Raw data:
** Begin **

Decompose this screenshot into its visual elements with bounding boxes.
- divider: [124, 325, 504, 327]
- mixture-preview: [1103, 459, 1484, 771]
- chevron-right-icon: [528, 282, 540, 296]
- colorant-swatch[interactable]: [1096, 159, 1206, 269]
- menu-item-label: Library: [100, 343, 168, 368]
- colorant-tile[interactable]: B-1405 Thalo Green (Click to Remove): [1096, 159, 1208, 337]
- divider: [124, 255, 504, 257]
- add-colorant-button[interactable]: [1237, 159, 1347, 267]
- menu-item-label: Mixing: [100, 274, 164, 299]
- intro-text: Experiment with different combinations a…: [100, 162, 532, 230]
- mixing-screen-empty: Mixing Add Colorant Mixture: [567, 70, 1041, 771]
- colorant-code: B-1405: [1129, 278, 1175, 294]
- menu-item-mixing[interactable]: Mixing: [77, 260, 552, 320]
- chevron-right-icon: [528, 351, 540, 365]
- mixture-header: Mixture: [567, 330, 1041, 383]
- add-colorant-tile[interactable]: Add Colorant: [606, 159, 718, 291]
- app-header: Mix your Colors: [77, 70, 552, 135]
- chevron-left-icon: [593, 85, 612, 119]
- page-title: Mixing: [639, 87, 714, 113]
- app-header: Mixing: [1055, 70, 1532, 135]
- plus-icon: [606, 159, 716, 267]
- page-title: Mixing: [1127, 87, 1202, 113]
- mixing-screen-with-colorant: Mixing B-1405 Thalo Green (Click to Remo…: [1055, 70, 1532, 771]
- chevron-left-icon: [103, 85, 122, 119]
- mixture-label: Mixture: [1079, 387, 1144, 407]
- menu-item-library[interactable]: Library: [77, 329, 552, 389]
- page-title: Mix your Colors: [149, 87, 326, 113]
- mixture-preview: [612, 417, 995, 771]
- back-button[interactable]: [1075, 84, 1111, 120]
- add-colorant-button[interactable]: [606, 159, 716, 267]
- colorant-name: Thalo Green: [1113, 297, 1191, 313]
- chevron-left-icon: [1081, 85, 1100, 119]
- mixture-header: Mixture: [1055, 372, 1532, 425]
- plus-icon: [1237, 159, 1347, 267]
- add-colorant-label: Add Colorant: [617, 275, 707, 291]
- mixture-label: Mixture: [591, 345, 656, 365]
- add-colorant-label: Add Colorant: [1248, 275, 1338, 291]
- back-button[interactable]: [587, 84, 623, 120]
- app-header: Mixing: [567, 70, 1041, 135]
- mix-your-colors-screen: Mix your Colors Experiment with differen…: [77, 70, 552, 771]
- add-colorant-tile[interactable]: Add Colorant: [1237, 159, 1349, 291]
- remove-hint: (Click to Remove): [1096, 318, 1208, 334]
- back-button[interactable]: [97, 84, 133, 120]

** End **

What you will do: Please reproduce every line of the item above word for word.

Answer:
Decompose this screenshot into its visual elements with bounding boxes.
- divider: [124, 325, 504, 327]
- mixture-preview: [1103, 459, 1484, 771]
- chevron-right-icon: [528, 282, 540, 296]
- colorant-swatch[interactable]: [1096, 159, 1206, 269]
- menu-item-label: Library: [100, 343, 168, 368]
- colorant-tile[interactable]: B-1405 Thalo Green (Click to Remove): [1096, 159, 1208, 337]
- divider: [124, 255, 504, 257]
- add-colorant-button[interactable]: [1237, 159, 1347, 267]
- menu-item-label: Mixing: [100, 274, 164, 299]
- intro-text: Experiment with different combinations a…: [100, 162, 532, 230]
- mixing-screen-empty: Mixing Add Colorant Mixture: [567, 70, 1041, 771]
- colorant-code: B-1405: [1129, 278, 1175, 294]
- menu-item-mixing[interactable]: Mixing: [77, 260, 552, 320]
- chevron-right-icon: [528, 351, 540, 365]
- mixture-header: Mixture: [567, 330, 1041, 383]
- add-colorant-tile[interactable]: Add Colorant: [606, 159, 718, 291]
- app-header: Mix your Colors: [77, 70, 552, 135]
- chevron-left-icon: [593, 85, 612, 119]
- page-title: Mixing: [639, 87, 714, 113]
- app-header: Mixing: [1055, 70, 1532, 135]
- plus-icon: [606, 159, 716, 267]
- page-title: Mixing: [1127, 87, 1202, 113]
- mixing-screen-with-colorant: Mixing B-1405 Thalo Green (Click to Remo…: [1055, 70, 1532, 771]
- chevron-left-icon: [103, 85, 122, 119]
- mixture-label: Mixture: [1079, 387, 1144, 407]
- menu-item-library[interactable]: Library: [77, 329, 552, 389]
- page-title: Mix your Colors: [149, 87, 326, 113]
- mixture-preview: [612, 417, 995, 771]
- back-button[interactable]: [1075, 84, 1111, 120]
- add-colorant-button[interactable]: [606, 159, 716, 267]
- colorant-name: Thalo Green: [1113, 297, 1191, 313]
- chevron-left-icon: [1081, 85, 1100, 119]
- mixture-header: Mixture: [1055, 372, 1532, 425]
- plus-icon: [1237, 159, 1347, 267]
- add-colorant-label: Add Colorant: [617, 275, 707, 291]
- mixture-label: Mixture: [591, 345, 656, 365]
- add-colorant-label: Add Colorant: [1248, 275, 1338, 291]
- back-button[interactable]: [587, 84, 623, 120]
- app-header: Mixing: [567, 70, 1041, 135]
- mix-your-colors-screen: Mix your Colors Experiment with differen…: [77, 70, 552, 771]
- add-colorant-tile[interactable]: Add Colorant: [1237, 159, 1349, 291]
- remove-hint: (Click to Remove): [1096, 318, 1208, 334]
- back-button[interactable]: [97, 84, 133, 120]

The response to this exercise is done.